[Required task] Hunt for the word "远远看去" across the entries below, copying each line that holds it.

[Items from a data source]
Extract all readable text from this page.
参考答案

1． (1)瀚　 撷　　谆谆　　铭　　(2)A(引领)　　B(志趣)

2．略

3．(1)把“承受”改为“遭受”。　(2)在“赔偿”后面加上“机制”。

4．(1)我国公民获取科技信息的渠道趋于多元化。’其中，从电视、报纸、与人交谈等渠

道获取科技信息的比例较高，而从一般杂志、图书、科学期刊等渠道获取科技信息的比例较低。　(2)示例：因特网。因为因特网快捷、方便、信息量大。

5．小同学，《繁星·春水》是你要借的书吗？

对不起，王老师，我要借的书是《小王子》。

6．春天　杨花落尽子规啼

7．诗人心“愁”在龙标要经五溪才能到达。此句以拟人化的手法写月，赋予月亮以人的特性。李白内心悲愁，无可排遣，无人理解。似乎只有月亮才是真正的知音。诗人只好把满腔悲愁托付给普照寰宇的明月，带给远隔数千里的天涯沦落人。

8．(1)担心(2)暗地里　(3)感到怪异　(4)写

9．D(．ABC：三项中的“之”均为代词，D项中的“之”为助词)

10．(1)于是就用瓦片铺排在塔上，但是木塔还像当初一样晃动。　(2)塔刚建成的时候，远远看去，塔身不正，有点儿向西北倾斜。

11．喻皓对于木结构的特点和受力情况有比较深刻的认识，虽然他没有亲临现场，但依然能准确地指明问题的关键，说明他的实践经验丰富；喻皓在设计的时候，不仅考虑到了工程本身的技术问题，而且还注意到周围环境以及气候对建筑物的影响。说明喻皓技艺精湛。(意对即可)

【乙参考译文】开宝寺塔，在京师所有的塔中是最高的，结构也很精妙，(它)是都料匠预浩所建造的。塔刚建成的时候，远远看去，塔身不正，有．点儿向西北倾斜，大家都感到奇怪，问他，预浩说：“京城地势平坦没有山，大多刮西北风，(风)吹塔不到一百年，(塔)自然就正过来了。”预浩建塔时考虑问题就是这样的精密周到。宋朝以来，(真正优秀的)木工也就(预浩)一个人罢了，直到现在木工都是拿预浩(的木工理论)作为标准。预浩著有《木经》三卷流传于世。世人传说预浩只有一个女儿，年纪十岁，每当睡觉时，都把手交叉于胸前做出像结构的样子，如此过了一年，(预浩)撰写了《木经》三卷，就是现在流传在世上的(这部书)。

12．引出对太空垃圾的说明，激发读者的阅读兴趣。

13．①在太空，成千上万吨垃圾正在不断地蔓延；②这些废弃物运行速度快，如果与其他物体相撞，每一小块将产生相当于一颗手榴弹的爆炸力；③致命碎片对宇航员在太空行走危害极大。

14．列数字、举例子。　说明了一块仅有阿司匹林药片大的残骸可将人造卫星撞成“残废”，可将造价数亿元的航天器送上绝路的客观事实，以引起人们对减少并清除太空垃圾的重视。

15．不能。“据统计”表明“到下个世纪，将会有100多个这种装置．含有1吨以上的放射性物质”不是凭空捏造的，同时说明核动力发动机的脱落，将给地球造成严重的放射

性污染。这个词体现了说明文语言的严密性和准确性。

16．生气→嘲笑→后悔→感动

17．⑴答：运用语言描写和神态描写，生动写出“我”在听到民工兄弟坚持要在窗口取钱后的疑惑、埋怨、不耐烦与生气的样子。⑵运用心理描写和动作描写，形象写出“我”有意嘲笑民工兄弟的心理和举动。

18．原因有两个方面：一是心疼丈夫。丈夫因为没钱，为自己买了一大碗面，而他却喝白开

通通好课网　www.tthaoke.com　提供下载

[Reply]
10．(1)于是就用瓦片铺排在塔上，但是木塔还像当初一样晃动。　(2)塔刚建成的时候，远远看去，塔身不正，有点儿向西北倾斜。
【乙参考译文】开宝寺塔，在京师所有的塔中是最高的，结构也很精妙，(它)是都料匠预浩所建造的。塔刚建成的时候，远远看去，塔身不正，有．点儿向西北倾斜，大家都感到奇怪，问他，预浩说：“京城地势平坦没有山，大多刮西北风，(风)吹塔不到一百年，(塔)自然就正过来了。”预浩建塔时考虑问题就是这样的精密周到。宋朝以来，(真正优秀的)木工也就(预浩)一个人罢了，直到现在木工都是拿预浩(的木工理论)作为标准。预浩著有《木经》三卷流传于世。世人传说预浩只有一个女儿，年纪十岁，每当睡觉时，都把手交叉于胸前做出像结构的样子，如此过了一年，(预浩)撰写了《木经》三卷，就是现在流传在世上的(这部书)。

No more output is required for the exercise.